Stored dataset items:
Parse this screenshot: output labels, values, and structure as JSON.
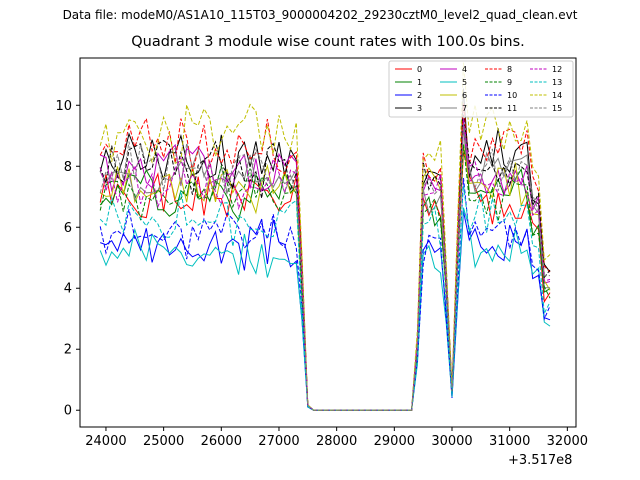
{
  "header": {
    "suptitle": "Data file: modeM0/AS1A10_115T03_9000004202_29230cztM0_level2_quad_clean.evt"
  },
  "chart_data": {
    "type": "line",
    "title": "Quadrant 3 module wise count rates with 100.0s bins.",
    "xlabel": "",
    "ylabel": "",
    "x_offset_label": "+3.517e8",
    "xlim": [
      23550,
      32150
    ],
    "ylim": [
      -0.55,
      11.55
    ],
    "xticks": [
      24000,
      25000,
      26000,
      27000,
      28000,
      29000,
      30000,
      31000,
      32000
    ],
    "xtick_labels": [
      "24000",
      "25000",
      "26000",
      "27000",
      "28000",
      "29000",
      "30000",
      "31000",
      "32000"
    ],
    "yticks": [
      0,
      2,
      4,
      6,
      8,
      10
    ],
    "ytick_labels": [
      "0",
      "2",
      "4",
      "6",
      "8",
      "10"
    ],
    "legend_position": "top-right",
    "x": [
      23900,
      24000,
      24100,
      24200,
      24300,
      24400,
      24500,
      24600,
      24700,
      24800,
      24900,
      25000,
      25100,
      25200,
      25300,
      25400,
      25500,
      25600,
      25700,
      25800,
      25900,
      26000,
      26100,
      26200,
      26300,
      26400,
      26500,
      26600,
      26700,
      26800,
      26900,
      27000,
      27100,
      27200,
      27300,
      27400,
      27500,
      27600,
      27700,
      27800,
      27900,
      28000,
      28100,
      28200,
      28300,
      28400,
      28500,
      28600,
      28700,
      28800,
      28900,
      29000,
      29100,
      29200,
      29300,
      29400,
      29500,
      29600,
      29700,
      29800,
      29900,
      30000,
      30100,
      30200,
      30300,
      30400,
      30500,
      30600,
      30700,
      30800,
      30900,
      31000,
      31100,
      31200,
      31300,
      31400,
      31500,
      31600,
      31700
    ],
    "series": [
      {
        "name": "0",
        "color": "#ff0000",
        "dash": "solid",
        "base": 6.9,
        "seed": 1
      },
      {
        "name": "1",
        "color": "#008000",
        "dash": "solid",
        "base": 7.2,
        "seed": 2
      },
      {
        "name": "2",
        "color": "#0000ff",
        "dash": "solid",
        "base": 5.4,
        "seed": 3
      },
      {
        "name": "3",
        "color": "#000000",
        "dash": "solid",
        "base": 8.3,
        "seed": 4
      },
      {
        "name": "4",
        "color": "#bf00bf",
        "dash": "solid",
        "base": 7.8,
        "seed": 5
      },
      {
        "name": "5",
        "color": "#00bfbf",
        "dash": "solid",
        "base": 5.2,
        "seed": 6
      },
      {
        "name": "6",
        "color": "#bfbf00",
        "dash": "solid",
        "base": 7.4,
        "seed": 7
      },
      {
        "name": "7",
        "color": "#808080",
        "dash": "solid",
        "base": 7.6,
        "seed": 8
      },
      {
        "name": "8",
        "color": "#ff0000",
        "dash": "dashed",
        "base": 8.6,
        "seed": 9
      },
      {
        "name": "9",
        "color": "#008000",
        "dash": "dashed",
        "base": 7.1,
        "seed": 10
      },
      {
        "name": "10",
        "color": "#0000ff",
        "dash": "dashed",
        "base": 5.8,
        "seed": 11
      },
      {
        "name": "11",
        "color": "#000000",
        "dash": "dashed",
        "base": 8.0,
        "seed": 12
      },
      {
        "name": "12",
        "color": "#bf00bf",
        "dash": "dashed",
        "base": 7.5,
        "seed": 13
      },
      {
        "name": "13",
        "color": "#00bfbf",
        "dash": "dashed",
        "base": 6.2,
        "seed": 14
      },
      {
        "name": "14",
        "color": "#bfbf00",
        "dash": "dashed",
        "base": 9.1,
        "seed": 15
      },
      {
        "name": "15",
        "color": "#808080",
        "dash": "dashed",
        "base": 7.9,
        "seed": 16
      }
    ]
  }
}
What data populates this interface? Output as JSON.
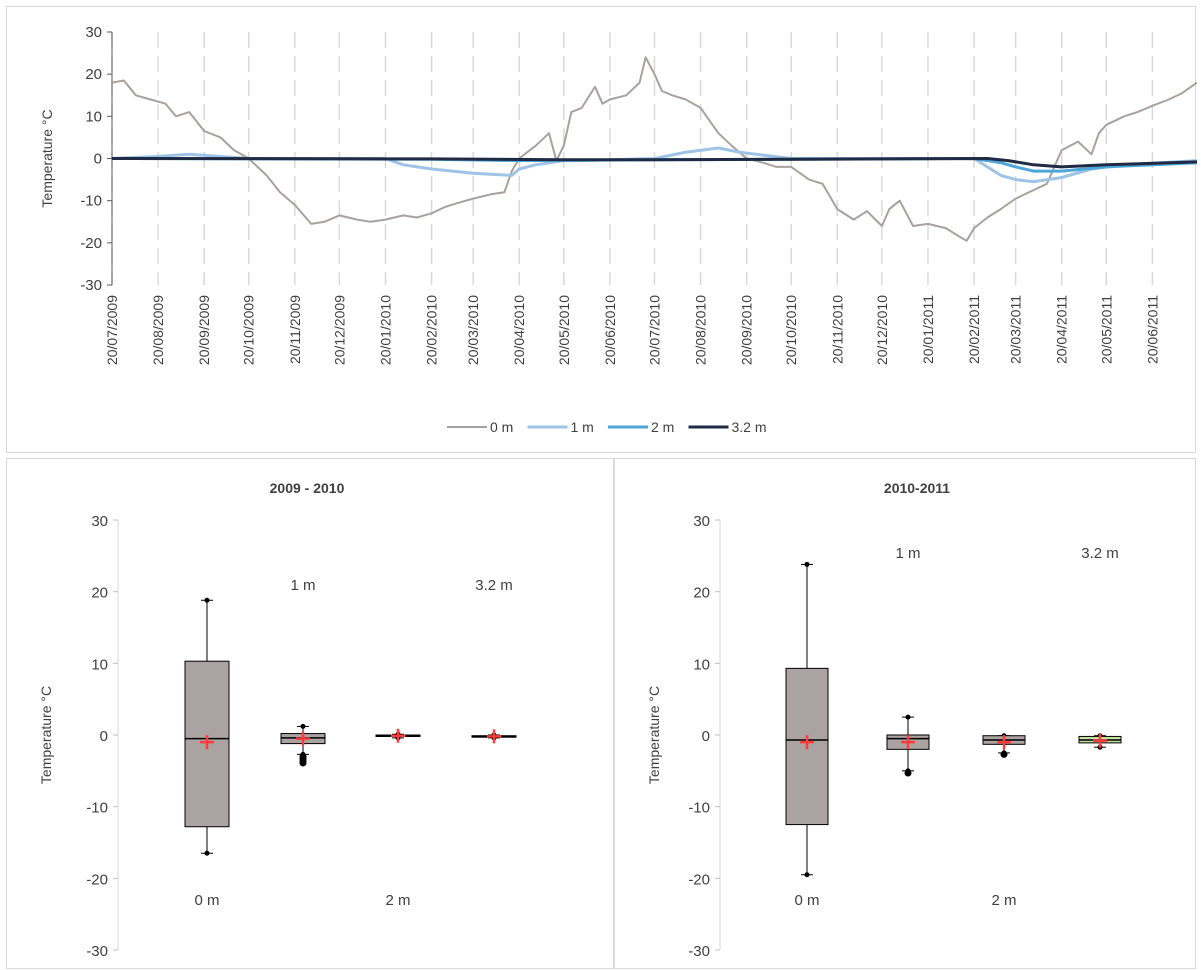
{
  "chart_data": [
    {
      "type": "line",
      "ylabel": "Temperature °C",
      "ylim": [
        -30,
        30
      ],
      "yticks": [
        -30,
        -20,
        -10,
        0,
        10,
        20,
        30
      ],
      "x_tick_labels": [
        "20/07/2009",
        "20/08/2009",
        "20/09/2009",
        "20/10/2009",
        "20/11/2009",
        "20/12/2009",
        "20/01/2010",
        "20/02/2010",
        "20/03/2010",
        "20/04/2010",
        "20/05/2010",
        "20/06/2010",
        "20/07/2010",
        "20/08/2010",
        "20/09/2010",
        "20/10/2010",
        "20/11/2010",
        "20/12/2010",
        "20/01/2011",
        "20/02/2011",
        "20/03/2011",
        "20/04/2011",
        "20/05/2011",
        "20/06/2011"
      ],
      "x_range": [
        "20/07/2009",
        "20/07/2011"
      ],
      "grid": "vertical dashed",
      "legend_position": "bottom",
      "series": [
        {
          "name": "0 m",
          "color": "#a9a19b",
          "points": [
            [
              "20/07/2009",
              18
            ],
            [
              "28/07/2009",
              18.5
            ],
            [
              "05/08/2009",
              15
            ],
            [
              "15/08/2009",
              14
            ],
            [
              "25/08/2009",
              13
            ],
            [
              "01/09/2009",
              10
            ],
            [
              "10/09/2009",
              11
            ],
            [
              "20/09/2009",
              6.5
            ],
            [
              "01/10/2009",
              5
            ],
            [
              "10/10/2009",
              2
            ],
            [
              "20/10/2009",
              0
            ],
            [
              "01/11/2009",
              -4
            ],
            [
              "10/11/2009",
              -8
            ],
            [
              "20/11/2009",
              -11
            ],
            [
              "01/12/2009",
              -15.5
            ],
            [
              "10/12/2009",
              -15
            ],
            [
              "20/12/2009",
              -13.5
            ],
            [
              "01/01/2010",
              -14.5
            ],
            [
              "10/01/2010",
              -15
            ],
            [
              "20/01/2010",
              -14.5
            ],
            [
              "01/02/2010",
              -13.5
            ],
            [
              "10/02/2010",
              -14
            ],
            [
              "20/02/2010",
              -13
            ],
            [
              "01/03/2010",
              -11.5
            ],
            [
              "10/03/2010",
              -10.5
            ],
            [
              "20/03/2010",
              -9.5
            ],
            [
              "01/04/2010",
              -8.5
            ],
            [
              "10/04/2010",
              -8
            ],
            [
              "15/04/2010",
              -3
            ],
            [
              "20/04/2010",
              0
            ],
            [
              "01/05/2010",
              3
            ],
            [
              "10/05/2010",
              6
            ],
            [
              "15/05/2010",
              -0.5
            ],
            [
              "20/05/2010",
              3
            ],
            [
              "25/05/2010",
              11
            ],
            [
              "01/06/2010",
              12
            ],
            [
              "10/06/2010",
              17
            ],
            [
              "15/06/2010",
              13
            ],
            [
              "20/06/2010",
              14
            ],
            [
              "01/07/2010",
              15
            ],
            [
              "10/07/2010",
              18
            ],
            [
              "14/07/2010",
              24
            ],
            [
              "20/07/2010",
              20
            ],
            [
              "25/07/2010",
              16
            ],
            [
              "01/08/2010",
              15
            ],
            [
              "10/08/2010",
              14
            ],
            [
              "20/08/2010",
              12
            ],
            [
              "01/09/2010",
              6
            ],
            [
              "10/09/2010",
              3
            ],
            [
              "20/09/2010",
              0
            ],
            [
              "01/10/2010",
              -1
            ],
            [
              "10/10/2010",
              -2
            ],
            [
              "20/10/2010",
              -2
            ],
            [
              "01/11/2010",
              -5
            ],
            [
              "10/11/2010",
              -6
            ],
            [
              "20/11/2010",
              -12
            ],
            [
              "01/12/2010",
              -14.5
            ],
            [
              "10/12/2010",
              -12.5
            ],
            [
              "20/12/2010",
              -16
            ],
            [
              "25/12/2010",
              -12
            ],
            [
              "01/01/2011",
              -10
            ],
            [
              "10/01/2011",
              -16
            ],
            [
              "20/01/2011",
              -15.5
            ],
            [
              "01/02/2011",
              -16.5
            ],
            [
              "10/02/2011",
              -18.5
            ],
            [
              "15/02/2011",
              -19.5
            ],
            [
              "20/02/2011",
              -16.5
            ],
            [
              "01/03/2011",
              -14
            ],
            [
              "10/03/2011",
              -12
            ],
            [
              "20/03/2011",
              -9.5
            ],
            [
              "01/04/2011",
              -7.5
            ],
            [
              "10/04/2011",
              -6
            ],
            [
              "15/04/2011",
              -2
            ],
            [
              "20/04/2011",
              2
            ],
            [
              "01/05/2011",
              4
            ],
            [
              "10/05/2011",
              1
            ],
            [
              "15/05/2011",
              6
            ],
            [
              "20/05/2011",
              8
            ],
            [
              "01/06/2011",
              10
            ],
            [
              "10/06/2011",
              11
            ],
            [
              "20/06/2011",
              12.5
            ],
            [
              "01/07/2011",
              14
            ],
            [
              "10/07/2011",
              15.5
            ],
            [
              "20/07/2011",
              18
            ]
          ]
        },
        {
          "name": "1 m",
          "color": "#9dc3e6",
          "points": [
            [
              "20/07/2009",
              0
            ],
            [
              "20/08/2009",
              0.5
            ],
            [
              "10/09/2009",
              1
            ],
            [
              "20/10/2009",
              0
            ],
            [
              "20/01/2010",
              0
            ],
            [
              "01/02/2010",
              -1.5
            ],
            [
              "20/02/2010",
              -2.5
            ],
            [
              "20/03/2010",
              -3.5
            ],
            [
              "15/04/2010",
              -4
            ],
            [
              "20/04/2010",
              -2.5
            ],
            [
              "01/05/2010",
              -1.5
            ],
            [
              "20/05/2010",
              -0.5
            ],
            [
              "01/06/2010",
              -0.5
            ],
            [
              "20/07/2010",
              0
            ],
            [
              "10/08/2010",
              1.5
            ],
            [
              "01/09/2010",
              2.5
            ],
            [
              "15/09/2010",
              1.5
            ],
            [
              "20/10/2010",
              0
            ],
            [
              "20/01/2011",
              0
            ],
            [
              "20/02/2011",
              0
            ],
            [
              "01/03/2011",
              -2
            ],
            [
              "10/03/2011",
              -4
            ],
            [
              "20/03/2011",
              -5
            ],
            [
              "01/04/2011",
              -5.5
            ],
            [
              "20/04/2011",
              -4.5
            ],
            [
              "10/05/2011",
              -2.5
            ],
            [
              "01/06/2011",
              -1.5
            ],
            [
              "20/07/2011",
              -0.5
            ]
          ]
        },
        {
          "name": "2 m",
          "color": "#4da6d8",
          "points": [
            [
              "20/07/2009",
              0
            ],
            [
              "20/02/2010",
              -0.2
            ],
            [
              "20/04/2010",
              -0.5
            ],
            [
              "20/07/2010",
              -0.3
            ],
            [
              "20/02/2011",
              0
            ],
            [
              "10/03/2011",
              -1
            ],
            [
              "20/03/2011",
              -2
            ],
            [
              "01/04/2011",
              -3
            ],
            [
              "20/04/2011",
              -3
            ],
            [
              "20/05/2011",
              -2
            ],
            [
              "20/07/2011",
              -1
            ]
          ]
        },
        {
          "name": "3.2 m",
          "color": "#1f2a44",
          "points": [
            [
              "20/07/2009",
              0
            ],
            [
              "20/02/2010",
              -0.1
            ],
            [
              "20/05/2010",
              -0.3
            ],
            [
              "20/07/2010",
              -0.3
            ],
            [
              "01/03/2011",
              0
            ],
            [
              "15/03/2011",
              -0.5
            ],
            [
              "01/04/2011",
              -1.5
            ],
            [
              "20/04/2011",
              -2
            ],
            [
              "20/05/2011",
              -1.5
            ],
            [
              "20/07/2011",
              -0.8
            ]
          ]
        }
      ]
    },
    {
      "type": "box",
      "title": "2009 - 2010",
      "ylabel": "Temperature °C",
      "ylim": [
        -30,
        30
      ],
      "yticks": [
        -30,
        -20,
        -10,
        0,
        10,
        20,
        30
      ],
      "boxes": [
        {
          "name": "0 m",
          "fill": "#aaa3a1",
          "min": -16.5,
          "q1": -12.8,
          "median": -0.5,
          "q3": 10.3,
          "max": 18.8,
          "mean": -1.0,
          "outliers": []
        },
        {
          "name": "1 m",
          "fill": "#aaa3a1",
          "min": -2.7,
          "q1": -1.2,
          "median": -0.4,
          "q3": 0.2,
          "max": 1.2,
          "mean": -0.5,
          "outliers": [
            -3.0,
            -3.3,
            -3.6,
            -3.9
          ]
        },
        {
          "name": "2 m",
          "fill": "#aaa3a1",
          "min": -0.4,
          "q1": -0.2,
          "median": -0.1,
          "q3": 0.0,
          "max": 0.1,
          "mean": -0.1,
          "outliers": []
        },
        {
          "name": "3.2 m",
          "fill": "#aaa3a1",
          "min": -0.4,
          "q1": -0.3,
          "median": -0.2,
          "q3": -0.1,
          "max": 0.0,
          "mean": -0.2,
          "outliers": []
        }
      ]
    },
    {
      "type": "box",
      "title": "2010-2011",
      "ylabel": "Temperature °C",
      "ylim": [
        -30,
        30
      ],
      "yticks": [
        -30,
        -20,
        -10,
        0,
        10,
        20,
        30
      ],
      "boxes": [
        {
          "name": "0 m",
          "fill": "#aaa3a1",
          "min": -19.5,
          "q1": -12.5,
          "median": -0.7,
          "q3": 9.3,
          "max": 23.8,
          "mean": -1.0,
          "outliers": []
        },
        {
          "name": "1 m",
          "fill": "#aaa3a1",
          "min": -5.0,
          "q1": -2.0,
          "median": -0.5,
          "q3": 0.0,
          "max": 2.5,
          "mean": -1.0,
          "outliers": [
            -5.3
          ]
        },
        {
          "name": "2 m",
          "fill": "#aaa3a1",
          "min": -2.5,
          "q1": -1.3,
          "median": -0.7,
          "q3": -0.1,
          "max": -0.1,
          "mean": -1.0,
          "outliers": [
            -2.7
          ]
        },
        {
          "name": "3.2 m",
          "fill": "#c5e0a0",
          "min": -1.7,
          "q1": -1.1,
          "median": -0.7,
          "q3": -0.2,
          "max": -0.1,
          "mean": -0.8,
          "outliers": []
        }
      ]
    }
  ]
}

Task details: Where a line above includes "JSON", copy that line.

Response to this task:
Parse this screenshot: output labels, values, and structure as JSON.
What data populates this interface? Output as JSON.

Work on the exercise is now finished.